### Aim
All of the records below must be output exactly, with no pictures carried over.

(Dataset items)

◆ ◆ ◆

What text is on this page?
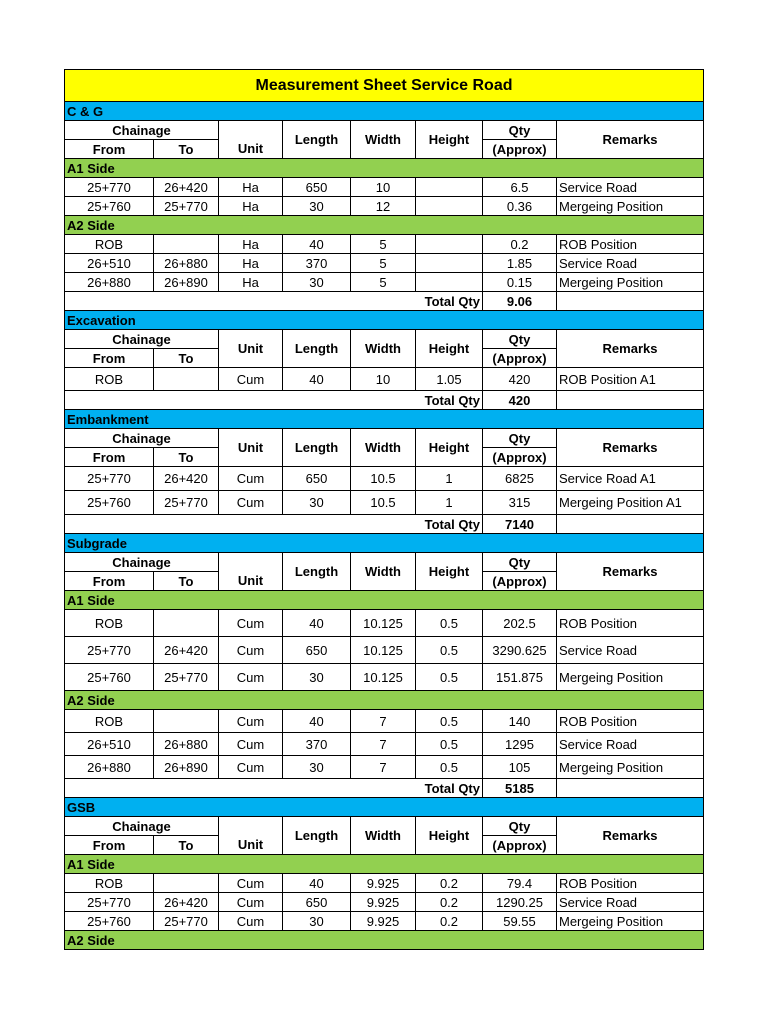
Measurement Sheet Service Road							
C & G							
Chainage			Length	Width	Height	Qty	Remarks
From	To	Unit				(Approx)	
A1 Side							
25+770	26+420	Ha	650	10		6.5	Service Road
25+760	25+770	Ha	30	12		0.36	Mergeing Position
A2 Side							
ROB		Ha	40	5		0.2	ROB Position
26+510	26+880	Ha	370	5		1.85	Service Road
26+880	26+890	Ha	30	5		0.15	Mergeing Position
Total Qty						9.06	
Excavation							
Chainage		Unit	Length	Width	Height	Qty	Remarks
From	To					(Approx)	
ROB		Cum	40	10	1.05	420	ROB Position A1
Total Qty						420	
Embankment							
Chainage		Unit	Length	Width	Height	Qty	Remarks
From	To					(Approx)	
25+770	26+420	Cum	650	10.5	1	6825	Service Road A1
25+760	25+770	Cum	30	10.5	1	315	Mergeing Position A1
Total Qty						7140	
Subgrade							
Chainage			Length	Width	Height	Qty	Remarks
From	To	Unit				(Approx)	
A1 Side							
ROB		Cum	40	10.125	0.5	202.5	ROB Position
25+770	26+420	Cum	650	10.125	0.5	3290.625	Service Road
25+760	25+770	Cum	30	10.125	0.5	151.875	Mergeing Position
A2 Side							
ROB		Cum	40	7	0.5	140	ROB Position
26+510	26+880	Cum	370	7	0.5	1295	Service Road
26+880	26+890	Cum	30	7	0.5	105	Mergeing Position
Total Qty						5185	
GSB							
Chainage			Length	Width	Height	Qty	Remarks
From	To	Unit				(Approx)	
A1 Side							
ROB		Cum	40	9.925	0.2	79.4	ROB Position
25+770	26+420	Cum	650	9.925	0.2	1290.25	Service Road
25+760	25+770	Cum	30	9.925	0.2	59.55	Mergeing Position
A2 Side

◆ ◆ ◆

### Reply to the exercise
What text is on this page?
Measurement Sheet Service Road							
C & G							
Chainage			Length	Width	Height	Qty	Remarks
From	To	Unit				(Approx)	
A1 Side							
25+770	26+420	Ha	650	10		6.5	Service Road
25+760	25+770	Ha	30	12		0.36	Mergeing Position
A2 Side							
ROB		Ha	40	5		0.2	ROB Position
26+510	26+880	Ha	370	5		1.85	Service Road
26+880	26+890	Ha	30	5		0.15	Mergeing Position
Total Qty						9.06	
Excavation							
Chainage		Unit	Length	Width	Height	Qty	Remarks
From	To					(Approx)	
ROB		Cum	40	10	1.05	420	ROB Position A1
Total Qty						420	
Embankment							
Chainage		Unit	Length	Width	Height	Qty	Remarks
From	To					(Approx)	
25+770	26+420	Cum	650	10.5	1	6825	Service Road A1
25+760	25+770	Cum	30	10.5	1	315	Mergeing Position A1
Total Qty						7140	
Subgrade							
Chainage			Length	Width	Height	Qty	Remarks
From	To	Unit				(Approx)	
A1 Side							
ROB		Cum	40	10.125	0.5	202.5	ROB Position
25+770	26+420	Cum	650	10.125	0.5	3290.625	Service Road
25+760	25+770	Cum	30	10.125	0.5	151.875	Mergeing Position
A2 Side							
ROB		Cum	40	7	0.5	140	ROB Position
26+510	26+880	Cum	370	7	0.5	1295	Service Road
26+880	26+890	Cum	30	7	0.5	105	Mergeing Position
Total Qty						5185	
GSB							
Chainage			Length	Width	Height	Qty	Remarks
From	To	Unit				(Approx)	
A1 Side							
ROB		Cum	40	9.925	0.2	79.4	ROB Position
25+770	26+420	Cum	650	9.925	0.2	1290.25	Service Road
25+760	25+770	Cum	30	9.925	0.2	59.55	Mergeing Position
A2 Side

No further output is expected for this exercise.